Problem:
Output the items as a JSON list of strings, one string per line, starting at the line containing "List 19 of the" and ending at the line containing "Where is each", with blank lines omitted. Leave the pictures out of the answer.

+++ Records supplied +++

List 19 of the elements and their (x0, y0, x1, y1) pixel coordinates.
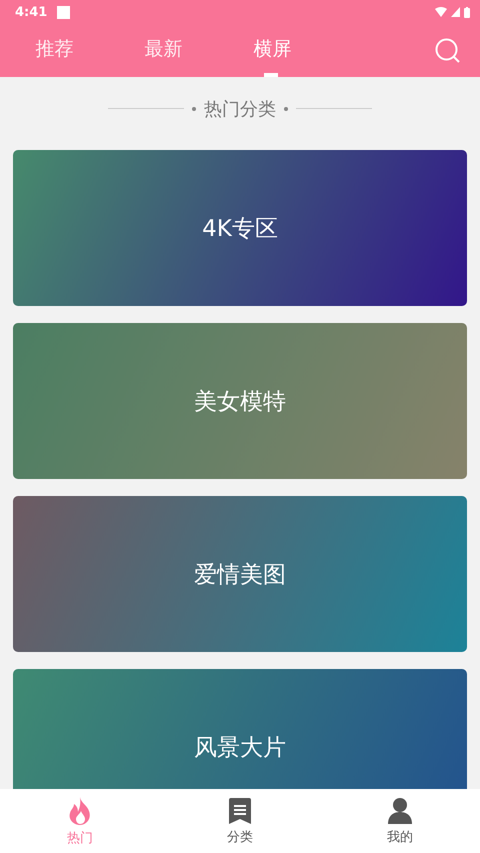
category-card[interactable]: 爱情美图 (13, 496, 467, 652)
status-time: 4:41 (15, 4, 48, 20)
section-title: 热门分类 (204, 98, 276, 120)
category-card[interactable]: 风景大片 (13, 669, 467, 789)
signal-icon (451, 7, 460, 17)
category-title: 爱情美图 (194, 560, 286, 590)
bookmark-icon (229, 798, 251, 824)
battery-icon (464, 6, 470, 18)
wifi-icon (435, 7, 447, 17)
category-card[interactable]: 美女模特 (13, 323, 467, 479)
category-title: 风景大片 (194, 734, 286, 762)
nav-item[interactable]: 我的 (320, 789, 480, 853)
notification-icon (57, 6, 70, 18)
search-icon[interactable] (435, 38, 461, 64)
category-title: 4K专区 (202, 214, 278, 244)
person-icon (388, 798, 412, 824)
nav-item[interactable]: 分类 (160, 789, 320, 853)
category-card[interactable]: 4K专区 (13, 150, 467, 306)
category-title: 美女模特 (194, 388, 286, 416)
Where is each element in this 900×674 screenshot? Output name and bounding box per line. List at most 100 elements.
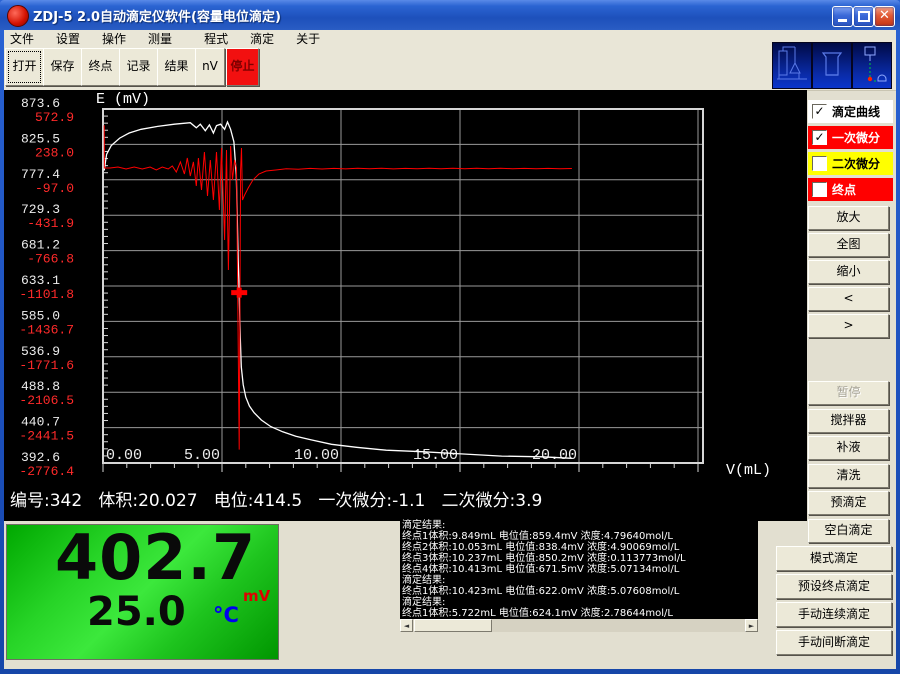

+++
+++ Records supplied +++

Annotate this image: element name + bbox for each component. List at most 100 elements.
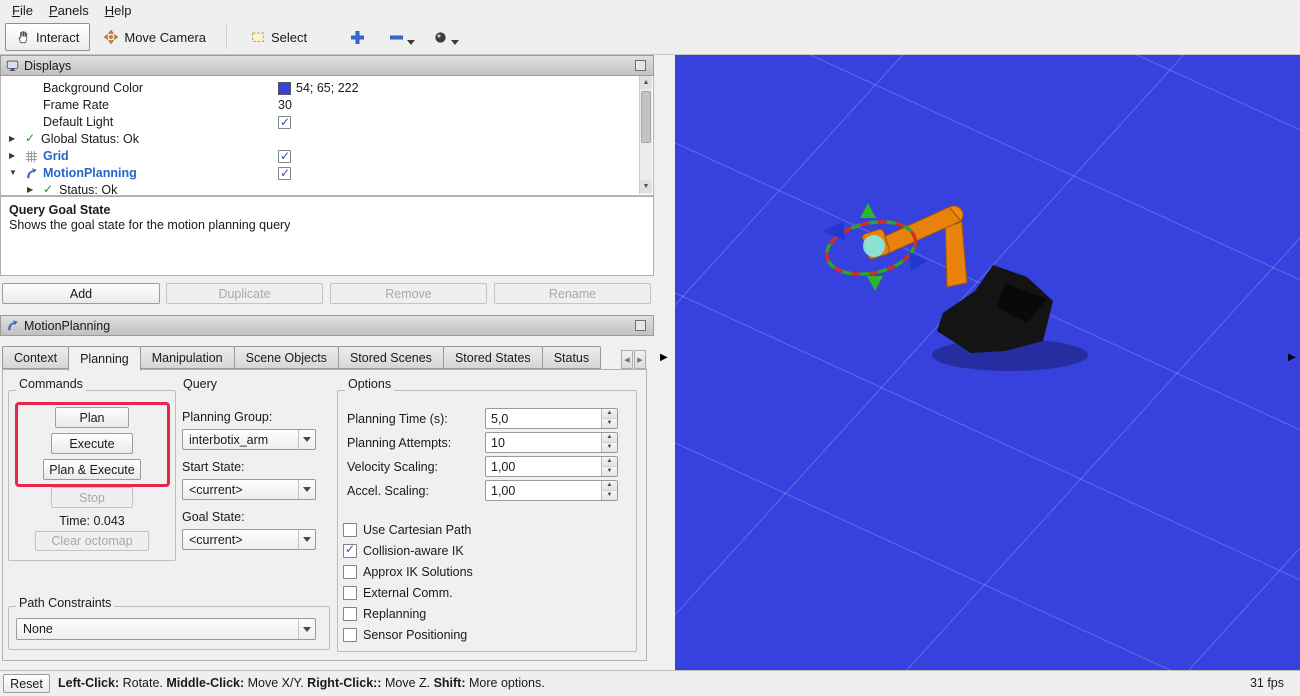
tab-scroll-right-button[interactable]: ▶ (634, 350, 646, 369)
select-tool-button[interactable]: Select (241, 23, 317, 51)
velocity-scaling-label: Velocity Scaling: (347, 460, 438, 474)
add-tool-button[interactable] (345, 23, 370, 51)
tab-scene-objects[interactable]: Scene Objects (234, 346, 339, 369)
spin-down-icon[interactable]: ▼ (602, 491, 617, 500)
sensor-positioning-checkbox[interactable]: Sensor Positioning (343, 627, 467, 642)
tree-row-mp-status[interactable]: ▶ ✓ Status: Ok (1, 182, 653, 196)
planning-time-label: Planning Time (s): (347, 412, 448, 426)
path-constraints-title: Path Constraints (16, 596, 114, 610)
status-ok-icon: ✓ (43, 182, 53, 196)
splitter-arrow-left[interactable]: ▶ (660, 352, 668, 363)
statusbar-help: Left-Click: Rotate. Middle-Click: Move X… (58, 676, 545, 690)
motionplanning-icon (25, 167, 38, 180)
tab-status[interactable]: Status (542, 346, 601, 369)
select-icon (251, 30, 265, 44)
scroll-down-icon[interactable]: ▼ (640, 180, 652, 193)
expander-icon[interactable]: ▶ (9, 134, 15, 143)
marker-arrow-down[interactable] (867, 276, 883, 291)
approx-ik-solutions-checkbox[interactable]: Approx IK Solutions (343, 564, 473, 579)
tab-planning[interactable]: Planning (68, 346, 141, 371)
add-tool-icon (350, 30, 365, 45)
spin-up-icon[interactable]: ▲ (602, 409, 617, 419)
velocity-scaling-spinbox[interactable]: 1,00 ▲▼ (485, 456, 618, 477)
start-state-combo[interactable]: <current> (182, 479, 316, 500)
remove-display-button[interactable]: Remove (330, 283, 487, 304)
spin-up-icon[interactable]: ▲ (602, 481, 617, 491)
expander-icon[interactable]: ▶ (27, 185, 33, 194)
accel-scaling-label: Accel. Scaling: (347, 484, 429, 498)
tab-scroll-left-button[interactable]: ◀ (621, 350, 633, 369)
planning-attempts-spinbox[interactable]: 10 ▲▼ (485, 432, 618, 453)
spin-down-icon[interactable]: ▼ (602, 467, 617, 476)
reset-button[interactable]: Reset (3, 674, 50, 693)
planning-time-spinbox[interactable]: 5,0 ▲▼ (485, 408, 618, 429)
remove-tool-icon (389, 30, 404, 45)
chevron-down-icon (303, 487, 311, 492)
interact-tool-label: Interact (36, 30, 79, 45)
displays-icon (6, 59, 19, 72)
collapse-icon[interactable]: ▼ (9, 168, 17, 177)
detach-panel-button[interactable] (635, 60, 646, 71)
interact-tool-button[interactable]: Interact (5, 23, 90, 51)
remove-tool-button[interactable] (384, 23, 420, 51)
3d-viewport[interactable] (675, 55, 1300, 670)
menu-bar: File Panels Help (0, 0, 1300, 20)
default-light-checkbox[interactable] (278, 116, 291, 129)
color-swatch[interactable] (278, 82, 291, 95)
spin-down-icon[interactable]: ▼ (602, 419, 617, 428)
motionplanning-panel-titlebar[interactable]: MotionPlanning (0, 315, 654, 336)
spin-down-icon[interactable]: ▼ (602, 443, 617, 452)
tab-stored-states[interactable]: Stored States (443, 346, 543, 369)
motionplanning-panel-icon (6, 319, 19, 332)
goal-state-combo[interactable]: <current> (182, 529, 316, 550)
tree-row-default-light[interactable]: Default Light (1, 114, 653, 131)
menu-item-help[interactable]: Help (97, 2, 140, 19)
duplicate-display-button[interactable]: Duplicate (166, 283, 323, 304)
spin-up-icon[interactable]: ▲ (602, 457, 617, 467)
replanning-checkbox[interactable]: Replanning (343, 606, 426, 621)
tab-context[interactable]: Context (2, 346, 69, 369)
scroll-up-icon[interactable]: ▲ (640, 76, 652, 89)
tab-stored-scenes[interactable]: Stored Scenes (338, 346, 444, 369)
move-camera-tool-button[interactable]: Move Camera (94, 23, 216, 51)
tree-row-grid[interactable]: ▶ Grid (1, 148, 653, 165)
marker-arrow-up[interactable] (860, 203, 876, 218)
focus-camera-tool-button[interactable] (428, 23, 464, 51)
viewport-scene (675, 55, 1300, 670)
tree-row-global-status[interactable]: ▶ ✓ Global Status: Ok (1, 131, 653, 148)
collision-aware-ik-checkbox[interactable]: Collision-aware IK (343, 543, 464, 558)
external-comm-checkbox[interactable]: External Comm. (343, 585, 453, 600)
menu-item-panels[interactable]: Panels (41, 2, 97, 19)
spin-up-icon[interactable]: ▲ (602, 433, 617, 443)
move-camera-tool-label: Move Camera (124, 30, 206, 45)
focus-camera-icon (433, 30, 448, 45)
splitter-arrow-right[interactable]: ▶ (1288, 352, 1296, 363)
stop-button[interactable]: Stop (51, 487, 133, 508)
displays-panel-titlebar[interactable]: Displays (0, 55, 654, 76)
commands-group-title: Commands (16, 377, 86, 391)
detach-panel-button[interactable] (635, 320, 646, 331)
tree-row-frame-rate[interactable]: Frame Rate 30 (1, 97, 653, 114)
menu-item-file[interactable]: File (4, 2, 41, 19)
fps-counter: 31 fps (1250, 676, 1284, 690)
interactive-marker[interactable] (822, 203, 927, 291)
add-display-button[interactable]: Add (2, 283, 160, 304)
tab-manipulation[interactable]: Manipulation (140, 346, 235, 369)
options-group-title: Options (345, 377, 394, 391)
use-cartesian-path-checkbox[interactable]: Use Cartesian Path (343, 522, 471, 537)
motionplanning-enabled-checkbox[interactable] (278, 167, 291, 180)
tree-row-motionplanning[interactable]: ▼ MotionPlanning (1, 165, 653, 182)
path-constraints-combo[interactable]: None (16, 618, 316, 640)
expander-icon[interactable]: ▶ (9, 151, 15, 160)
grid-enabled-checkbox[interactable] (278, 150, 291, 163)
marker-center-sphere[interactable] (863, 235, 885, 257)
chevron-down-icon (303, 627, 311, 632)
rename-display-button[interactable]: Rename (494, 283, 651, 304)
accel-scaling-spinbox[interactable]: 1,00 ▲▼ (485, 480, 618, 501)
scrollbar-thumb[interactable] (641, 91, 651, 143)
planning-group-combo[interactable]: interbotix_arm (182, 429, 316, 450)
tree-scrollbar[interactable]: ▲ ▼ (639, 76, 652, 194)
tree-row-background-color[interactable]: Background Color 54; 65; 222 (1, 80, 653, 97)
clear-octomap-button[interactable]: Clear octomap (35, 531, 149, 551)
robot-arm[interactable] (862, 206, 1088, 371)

+++

Finished task:
[
  "List 19 of the elements and their (x0, y0, x1, y1) pixel coordinates.",
  "category-card[interactable]: 爱情美图 (13, 496, 467, 652)",
  "status-time: 4:41 (15, 4, 48, 20)",
  "section-title: 热门分类 (204, 98, 276, 120)",
  "category-card[interactable]: 风景大片 (13, 669, 467, 789)",
  "signal-icon (451, 7, 460, 17)",
  "category-title: 爱情美图 (194, 560, 286, 590)",
  "bookmark-icon (229, 798, 251, 824)",
  "battery-icon (464, 6, 470, 18)",
  "wifi-icon (435, 7, 447, 17)",
  "category-card[interactable]: 美女模特 (13, 323, 467, 479)",
  "category-title: 风景大片 (194, 734, 286, 762)",
  "nav-item[interactable]: 我的 (320, 789, 480, 853)",
  "notification-icon (57, 6, 70, 18)",
  "search-icon[interactable] (435, 38, 461, 64)",
  "category-title: 4K专区 (202, 214, 278, 244)",
  "person-icon (388, 798, 412, 824)",
  "nav-item[interactable]: 分类 (160, 789, 320, 853)",
  "category-card[interactable]: 4K专区 (13, 150, 467, 306)",
  "category-title: 美女模特 (194, 388, 286, 416)",
  "Where is each element in this 900×674 screenshot? Output name and bounding box per line. List at most 100 elements."
]